[Document structure recognition data]
● ● ● ● ●

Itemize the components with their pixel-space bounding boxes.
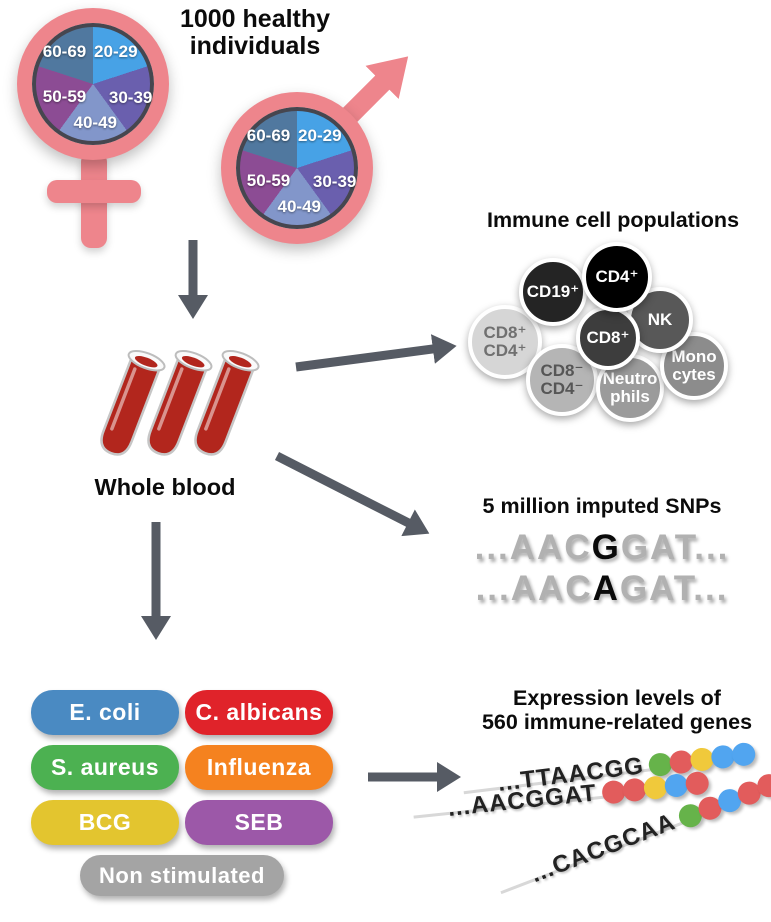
expression-dot-blue — [663, 772, 689, 798]
page-title-line2: individuals — [189, 32, 321, 60]
stimulus-label: C. albicans — [195, 699, 323, 725]
age-group-label: 60-69 — [42, 42, 87, 62]
expression-dot-red — [684, 770, 710, 796]
snp-seq-prefix: ...AAC — [474, 528, 592, 567]
immune-cell-label: CD4⁻ — [540, 379, 584, 398]
immune-cell-label: NK — [647, 310, 673, 329]
snp-seq-suffix: GAT... — [620, 528, 730, 567]
blood-tube — [147, 349, 213, 456]
age-group-label: 50-59 — [246, 170, 291, 190]
expression-title-line1: Expression levels of — [513, 686, 721, 710]
stimulus-pill-seb: SEB — [185, 800, 333, 845]
immune-cell-label: CD4⁺ — [595, 267, 639, 286]
gene-sequence-text: ...CACGCAA — [526, 808, 680, 889]
immune-cell-cd4pos: CD4⁺ — [582, 242, 652, 312]
immune-cell-label: Neutro — [602, 369, 658, 388]
expression-title: Expression levels of 560 immune-related … — [452, 686, 771, 734]
stimulus-pill-influenza: Influenza — [185, 745, 333, 790]
stimulus-label: Non stimulated — [99, 862, 265, 888]
snp-sequence-ref: ...AACGGAT... — [428, 527, 771, 568]
expression-dot-blue — [730, 741, 757, 767]
immune-cell-label: phils — [610, 387, 650, 406]
immune-cell-label: CD8⁻ — [540, 361, 584, 380]
age-group-label: 30-39 — [108, 87, 153, 107]
immune-cell-label: Mono — [671, 347, 717, 366]
immune-populations-title: Immune cell populations — [486, 208, 740, 232]
stimulus-pill-c-albicans: C. albicans — [185, 690, 333, 735]
stimulus-label: E. coli — [69, 699, 141, 725]
stimuli-list: E. coli C. albicans S. aureus Influenza BCG S… — [31, 690, 333, 896]
arrow-stimuli-to-expression — [368, 762, 461, 792]
snp-seq-suffix: GAT... — [619, 569, 729, 608]
immune-cell-label: CD8⁺ — [586, 328, 630, 347]
immune-cell-label: CD19⁺ — [526, 282, 580, 301]
immune-cell-label: CD4⁺ — [483, 341, 527, 360]
whole-blood-label: Whole blood — [94, 474, 236, 500]
age-group-label: 20-29 — [94, 42, 138, 62]
immune-cell-label: CD8⁺ — [483, 323, 527, 342]
snp-sequences: ...AACGGAT... ...AACAGAT... — [428, 527, 771, 609]
snp-sequence-alt: ...AACAGAT... — [428, 568, 771, 609]
snp-seq-prefix: ...AAC — [475, 569, 593, 608]
blood-tube — [194, 349, 260, 456]
page-title: 1000 healthy individuals — [140, 6, 370, 60]
snps-title: 5 million imputed SNPs — [482, 494, 722, 518]
stimulus-label: BCG — [78, 809, 132, 835]
age-group-label: 60-69 — [246, 126, 291, 146]
male-age-pie-chart: 20-29 30-39 40-49 50-59 60-69 — [236, 107, 358, 229]
stimulus-label: Influenza — [206, 754, 312, 780]
age-group-label: 40-49 — [277, 196, 322, 216]
female-symbol-cross-horizontal — [47, 180, 141, 203]
immune-cell-cd8neg-cd4neg: CD8⁻ CD4⁻ — [526, 344, 598, 416]
expression-title-line2: 560 immune-related genes — [481, 710, 753, 734]
snp-variant-allele: G — [591, 528, 621, 567]
stimulus-pill-non-stimulated: Non stimulated — [80, 855, 284, 896]
stimulus-label: S. aureus — [50, 754, 160, 780]
expression-dot-red — [600, 779, 626, 805]
stimulus-pill-e-coli: E. coli — [31, 690, 179, 735]
female-age-pie-chart: 20-29 30-39 40-49 50-59 60-69 — [32, 23, 154, 145]
age-group-label: 30-39 — [312, 171, 357, 191]
age-group-label: 50-59 — [42, 86, 87, 106]
age-group-label: 20-29 — [298, 126, 342, 146]
blood-tube — [100, 349, 166, 456]
stimulus-pill-bcg: BCG — [31, 800, 179, 845]
expression-dot-red — [621, 776, 647, 803]
stimulus-label: SEB — [234, 809, 284, 835]
snp-variant-allele: A — [592, 569, 620, 608]
expression-dot-yellow — [642, 774, 668, 800]
stimulus-pill-s-aureus: S. aureus — [31, 745, 179, 790]
immune-cell-label: cytes — [672, 365, 716, 384]
age-group-label: 40-49 — [73, 112, 118, 132]
blood-tubes-illustration — [100, 349, 260, 456]
page-title-line1: 1000 healthy — [179, 5, 331, 33]
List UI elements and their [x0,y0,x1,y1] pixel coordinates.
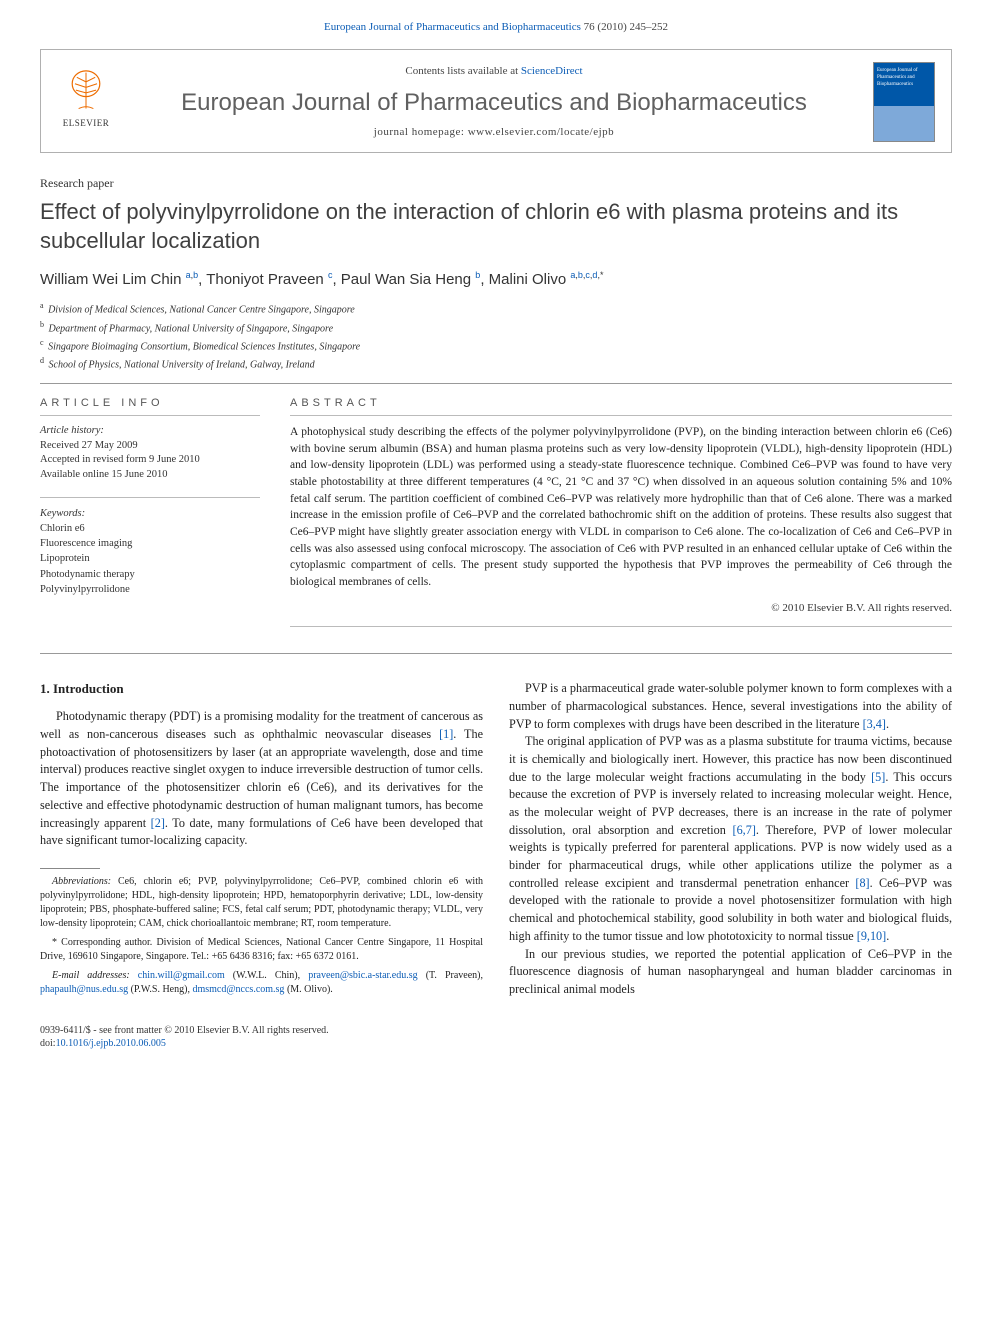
article-title: Effect of polyvinylpyrrolidone on the in… [40,198,952,255]
journal-header-box: ELSEVIER Contents lists available at Sci… [40,49,952,153]
top-citation: European Journal of Pharmaceutics and Bi… [40,20,952,35]
citation-vol: 76 (2010) 245–252 [581,21,668,33]
right-column: PVP is a pharmaceutical grade water-solu… [509,680,952,1002]
page-footer: 0939-6411/$ - see front matter © 2010 El… [40,1024,952,1051]
doi-link[interactable]: 10.1016/j.ejpb.2010.06.005 [56,1038,166,1049]
section-rule [40,383,952,384]
affiliation-item: b Department of Pharmacy, National Unive… [40,319,952,336]
abstract-header: ABSTRACT [290,396,952,411]
corresponding-author-footnote: * Corresponding author. Division of Medi… [40,936,483,964]
email-footnote: E-mail addresses: chin.will@gmail.com (W… [40,969,483,997]
ref-link-2[interactable]: [2] [151,816,165,830]
email-attribution: (T. Praveen), [418,970,483,981]
keywords-block: Keywords: Chlorin e6Fluorescence imaging… [40,506,260,597]
journal-cover-thumbnail[interactable]: European Journal of Pharmaceutics and Bi… [873,62,935,142]
sciencedirect-link[interactable]: ScienceDirect [521,65,583,77]
elsevier-tree-icon [63,69,109,115]
article-info-header: ARTICLE INFO [40,396,260,411]
doi-line: doi:10.1016/j.ejpb.2010.06.005 [40,1037,952,1051]
email-link[interactable]: praveen@sbic.a-star.edu.sg [308,970,417,981]
keyword-item: Chlorin e6 [40,521,260,536]
email-link[interactable]: phapaulh@nus.edu.sg [40,984,128,995]
body-columns: 1. Introduction Photodynamic therapy (PD… [40,680,952,1002]
ref-link-1[interactable]: [1] [439,727,453,741]
footnotes-block: Abbreviations: Ce6, chlorin e6; PVP, pol… [40,875,483,997]
info-abstract-row: ARTICLE INFO Article history: Received 2… [40,396,952,636]
abstract-panel: ABSTRACT A photophysical study describin… [290,396,952,636]
ref-link-6-7[interactable]: [6,7] [733,823,756,837]
thin-rule [40,415,260,416]
body-paragraph: The original application of PVP was as a… [509,733,952,945]
intro-paragraph-1: Photodynamic therapy (PDT) is a promisin… [40,708,483,850]
affiliation-item: a Division of Medical Sciences, National… [40,300,952,317]
section-rule [40,653,952,654]
keyword-item: Photodynamic therapy [40,567,260,582]
footnote-separator [40,868,100,869]
ref-link-8[interactable]: [8] [855,876,869,890]
email-link[interactable]: dmsmcd@nccs.com.sg [192,984,284,995]
elsevier-logo-label: ELSEVIER [63,117,110,130]
paper-type-label: Research paper [40,175,952,192]
journal-name: European Journal of Pharmaceutics and Bi… [131,86,857,120]
history-line: Received 27 May 2009 [40,439,260,454]
article-info-panel: ARTICLE INFO Article history: Received 2… [40,396,260,636]
history-line: Available online 15 June 2010 [40,468,260,483]
ref-link-3-4[interactable]: [3,4] [863,717,886,731]
introduction-heading: 1. Introduction [40,680,483,698]
abstract-text: A photophysical study describing the eff… [290,424,952,591]
affiliation-item: d School of Physics, National University… [40,355,952,372]
contents-available-line: Contents lists available at ScienceDirec… [131,64,857,79]
thin-rule [40,497,260,498]
email-attribution: (W.W.L. Chin), [225,970,308,981]
body-paragraph: PVP is a pharmaceutical grade water-solu… [509,680,952,733]
keywords-label: Keywords: [40,506,260,521]
abbreviations-footnote: Abbreviations: Ce6, chlorin e6; PVP, pol… [40,875,483,931]
homepage-url[interactable]: www.elsevier.com/locate/ejpb [468,126,614,138]
abstract-copyright: © 2010 Elsevier B.V. All rights reserved… [290,601,952,616]
article-history: Article history: Received 27 May 2009Acc… [40,424,260,483]
keyword-item: Polyvinylpyrrolidone [40,582,260,597]
ref-link-5[interactable]: [5] [871,770,885,784]
left-column: 1. Introduction Photodynamic therapy (PD… [40,680,483,1002]
affiliation-item: c Singapore Bioimaging Consortium, Biome… [40,337,952,354]
citation-journal-link[interactable]: European Journal of Pharmaceutics and Bi… [324,21,581,33]
body-paragraph: In our previous studies, we reported the… [509,946,952,999]
history-label: Article history: [40,424,260,439]
front-matter-line: 0939-6411/$ - see front matter © 2010 El… [40,1024,952,1038]
thin-rule [290,415,952,416]
elsevier-logo[interactable]: ELSEVIER [57,69,115,135]
ref-link-9-10[interactable]: [9,10] [857,929,886,943]
history-line: Accepted in revised form 9 June 2010 [40,453,260,468]
email-attribution: (P.W.S. Heng), [128,984,192,995]
email-link[interactable]: chin.will@gmail.com [138,970,225,981]
authors-list: William Wei Lim Chin a,b, Thoniyot Prave… [40,269,952,290]
affiliations-list: a Division of Medical Sciences, National… [40,300,952,372]
thin-rule [290,626,952,627]
keyword-item: Fluorescence imaging [40,536,260,551]
keyword-item: Lipoprotein [40,551,260,566]
email-attribution: (M. Olivo). [284,984,332,995]
journal-homepage: journal homepage: www.elsevier.com/locat… [131,125,857,140]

● ● ● ● ●

- Aim of the task: Look through the data above and return each line where the string "suffix" occurs.

- Solution to this exercise:
snp-seq-suffix: GAT... — [620, 528, 730, 567]
snp-seq-suffix: GAT... — [619, 569, 729, 608]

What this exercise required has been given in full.